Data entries
____

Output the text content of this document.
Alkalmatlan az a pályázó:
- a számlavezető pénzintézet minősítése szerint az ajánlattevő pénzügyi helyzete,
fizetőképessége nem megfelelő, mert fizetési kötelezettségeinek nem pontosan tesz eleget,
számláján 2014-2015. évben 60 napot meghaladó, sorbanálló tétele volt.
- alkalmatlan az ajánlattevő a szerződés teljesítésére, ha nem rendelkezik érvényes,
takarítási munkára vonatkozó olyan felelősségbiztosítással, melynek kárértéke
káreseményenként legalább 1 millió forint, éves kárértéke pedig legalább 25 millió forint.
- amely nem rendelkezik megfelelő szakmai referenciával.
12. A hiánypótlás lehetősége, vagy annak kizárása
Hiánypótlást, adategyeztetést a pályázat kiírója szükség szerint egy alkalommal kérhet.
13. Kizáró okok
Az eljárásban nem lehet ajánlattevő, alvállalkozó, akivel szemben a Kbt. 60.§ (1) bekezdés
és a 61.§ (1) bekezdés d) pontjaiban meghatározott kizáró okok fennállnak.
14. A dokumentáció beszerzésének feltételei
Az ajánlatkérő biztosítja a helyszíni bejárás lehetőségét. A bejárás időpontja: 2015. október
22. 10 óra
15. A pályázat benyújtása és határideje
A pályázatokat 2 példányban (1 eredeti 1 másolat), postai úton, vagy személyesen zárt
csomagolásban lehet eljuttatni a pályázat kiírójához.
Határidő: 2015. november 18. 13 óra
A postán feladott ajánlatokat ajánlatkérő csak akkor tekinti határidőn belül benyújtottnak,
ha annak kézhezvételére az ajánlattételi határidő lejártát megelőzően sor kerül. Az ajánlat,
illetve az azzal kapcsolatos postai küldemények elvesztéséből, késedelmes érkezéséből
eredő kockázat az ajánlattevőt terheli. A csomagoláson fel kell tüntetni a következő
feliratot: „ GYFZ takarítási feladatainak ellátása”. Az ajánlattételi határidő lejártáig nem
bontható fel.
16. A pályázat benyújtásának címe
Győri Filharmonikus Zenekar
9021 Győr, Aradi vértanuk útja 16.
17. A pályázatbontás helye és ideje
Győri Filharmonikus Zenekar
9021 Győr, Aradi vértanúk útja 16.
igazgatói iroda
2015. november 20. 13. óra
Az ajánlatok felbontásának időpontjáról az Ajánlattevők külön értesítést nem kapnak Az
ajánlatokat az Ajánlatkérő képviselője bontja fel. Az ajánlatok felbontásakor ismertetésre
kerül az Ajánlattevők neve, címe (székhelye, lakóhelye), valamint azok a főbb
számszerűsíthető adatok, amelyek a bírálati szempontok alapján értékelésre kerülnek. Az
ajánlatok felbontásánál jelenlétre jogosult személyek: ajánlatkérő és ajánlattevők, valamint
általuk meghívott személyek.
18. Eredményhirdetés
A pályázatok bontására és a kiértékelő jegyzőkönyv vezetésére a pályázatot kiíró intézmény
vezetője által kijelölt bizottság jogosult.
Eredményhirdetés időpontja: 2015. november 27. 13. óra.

____

Transcribe every entry word for word.

Output the text content of this document.
Alkalmatlan az a pályázó:
- a számlavezető pénzintézet minősítése szerint az ajánlattevő pénzügyi helyzete,
fizetőképessége nem megfelelő, mert fizetési kötelezettségeinek nem pontosan tesz eleget,
számláján 2014-2015. évben 60 napot meghaladó, sorbanálló tétele volt.
- alkalmatlan az ajánlattevő a szerződés teljesítésére, ha nem rendelkezik érvényes,
takarítási munkára vonatkozó olyan felelősségbiztosítással, melynek kárértéke
káreseményenként legalább 1 millió forint, éves kárértéke pedig legalább 25 millió forint.
- amely nem rendelkezik megfelelő szakmai referenciával.
12. A hiánypótlás lehetősége, vagy annak kizárása
Hiánypótlást, adategyeztetést a pályázat kiírója szükség szerint egy alkalommal kérhet.
13. Kizáró okok
Az eljárásban nem lehet ajánlattevő, alvállalkozó, akivel szemben a Kbt. 60.§ (1) bekezdés
és a 61.§ (1) bekezdés d) pontjaiban meghatározott kizáró okok fennállnak.
14. A dokumentáció beszerzésének feltételei
Az ajánlatkérő biztosítja a helyszíni bejárás lehetőségét. A bejárás időpontja: 2015. október
22. 10 óra
15. A pályázat benyújtása és határideje
A pályázatokat 2 példányban (1 eredeti 1 másolat), postai úton, vagy személyesen zárt
csomagolásban lehet eljuttatni a pályázat kiírójához.
Határidő: 2015. november 18. 13 óra
A postán feladott ajánlatokat ajánlatkérő csak akkor tekinti határidőn belül benyújtottnak,
ha annak kézhezvételére az ajánlattételi határidő lejártát megelőzően sor kerül. Az ajánlat,
illetve az azzal kapcsolatos postai küldemények elvesztéséből, késedelmes érkezéséből
eredő kockázat az ajánlattevőt terheli. A csomagoláson fel kell tüntetni a következő
feliratot: „ GYFZ takarítási feladatainak ellátása”. Az ajánlattételi határidő lejártáig nem
bontható fel.
16. A pályázat benyújtásának címe
Győri Filharmonikus Zenekar
9021 Győr, Aradi vértanuk útja 16.
17. A pályázatbontás helye és ideje
Győri Filharmonikus Zenekar
9021 Győr, Aradi vértanúk útja 16.
igazgatói iroda
2015. november 20. 13. óra
Az ajánlatok felbontásának időpontjáról az Ajánlattevők külön értesítést nem kapnak Az
ajánlatokat az Ajánlatkérő képviselője bontja fel. Az ajánlatok felbontásakor ismertetésre
kerül az Ajánlattevők neve, címe (székhelye, lakóhelye), valamint azok a főbb
számszerűsíthető adatok, amelyek a bírálati szempontok alapján értékelésre kerülnek. Az
ajánlatok felbontásánál jelenlétre jogosult személyek: ajánlatkérő és ajánlattevők, valamint
általuk meghívott személyek.
18. Eredményhirdetés
A pályázatok bontására és a kiértékelő jegyzőkönyv vezetésére a pályázatot kiíró intézmény
vezetője által kijelölt bizottság jogosult.
Eredményhirdetés időpontja: 2015. november 27. 13. óra.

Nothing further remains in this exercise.